## STATED TASK
Pull every "耳部电极" line out of the data below.

## GIVEN RECORDS
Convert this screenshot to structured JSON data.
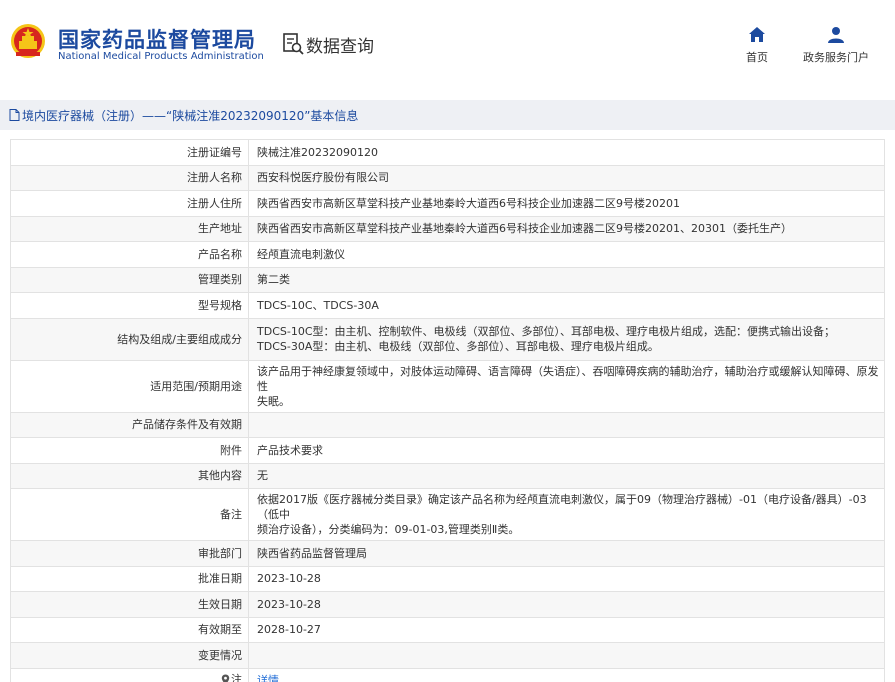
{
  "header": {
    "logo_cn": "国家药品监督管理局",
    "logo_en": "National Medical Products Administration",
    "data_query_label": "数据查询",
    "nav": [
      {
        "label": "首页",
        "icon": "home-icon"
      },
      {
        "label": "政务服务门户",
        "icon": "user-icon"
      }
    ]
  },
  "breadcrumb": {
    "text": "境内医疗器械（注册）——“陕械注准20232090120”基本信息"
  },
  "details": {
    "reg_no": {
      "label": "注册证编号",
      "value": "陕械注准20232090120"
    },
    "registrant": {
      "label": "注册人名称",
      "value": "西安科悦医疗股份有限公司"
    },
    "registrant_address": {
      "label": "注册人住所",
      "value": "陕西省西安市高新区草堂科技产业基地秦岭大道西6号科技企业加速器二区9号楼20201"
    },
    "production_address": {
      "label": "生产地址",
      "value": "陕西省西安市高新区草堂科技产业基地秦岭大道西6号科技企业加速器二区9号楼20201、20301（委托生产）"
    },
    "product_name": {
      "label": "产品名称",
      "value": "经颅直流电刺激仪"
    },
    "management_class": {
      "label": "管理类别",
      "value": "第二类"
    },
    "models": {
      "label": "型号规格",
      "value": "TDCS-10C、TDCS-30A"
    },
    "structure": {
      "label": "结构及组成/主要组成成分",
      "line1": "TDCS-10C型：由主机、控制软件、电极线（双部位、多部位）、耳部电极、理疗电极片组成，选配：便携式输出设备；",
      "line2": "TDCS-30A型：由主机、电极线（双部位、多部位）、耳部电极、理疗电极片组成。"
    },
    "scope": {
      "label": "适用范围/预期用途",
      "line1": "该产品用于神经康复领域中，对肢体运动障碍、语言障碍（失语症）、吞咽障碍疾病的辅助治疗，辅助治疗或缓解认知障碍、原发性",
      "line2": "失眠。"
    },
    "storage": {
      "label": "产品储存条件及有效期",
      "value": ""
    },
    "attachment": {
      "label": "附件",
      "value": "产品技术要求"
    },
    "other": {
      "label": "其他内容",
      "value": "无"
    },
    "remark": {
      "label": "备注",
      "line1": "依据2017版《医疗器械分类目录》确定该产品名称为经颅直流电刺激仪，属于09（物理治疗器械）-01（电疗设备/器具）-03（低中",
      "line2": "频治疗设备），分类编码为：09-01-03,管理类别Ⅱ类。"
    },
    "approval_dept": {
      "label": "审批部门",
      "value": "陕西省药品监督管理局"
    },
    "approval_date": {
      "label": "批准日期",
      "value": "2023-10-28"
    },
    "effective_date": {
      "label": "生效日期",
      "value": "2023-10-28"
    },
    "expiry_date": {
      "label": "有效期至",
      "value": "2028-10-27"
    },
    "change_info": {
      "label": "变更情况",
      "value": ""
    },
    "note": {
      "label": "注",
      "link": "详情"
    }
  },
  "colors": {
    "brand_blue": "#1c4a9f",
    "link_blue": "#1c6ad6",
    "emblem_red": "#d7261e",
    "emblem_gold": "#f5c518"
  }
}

## WRITTEN ANSWER
      "line1": "TDCS-10C型：由主机、控制软件、电极线（双部位、多部位）、耳部电极、理疗电极片组成，选配：便携式输出设备；",
      "line2": "TDCS-30A型：由主机、电极线（双部位、多部位）、耳部电极、理疗电极片组成。"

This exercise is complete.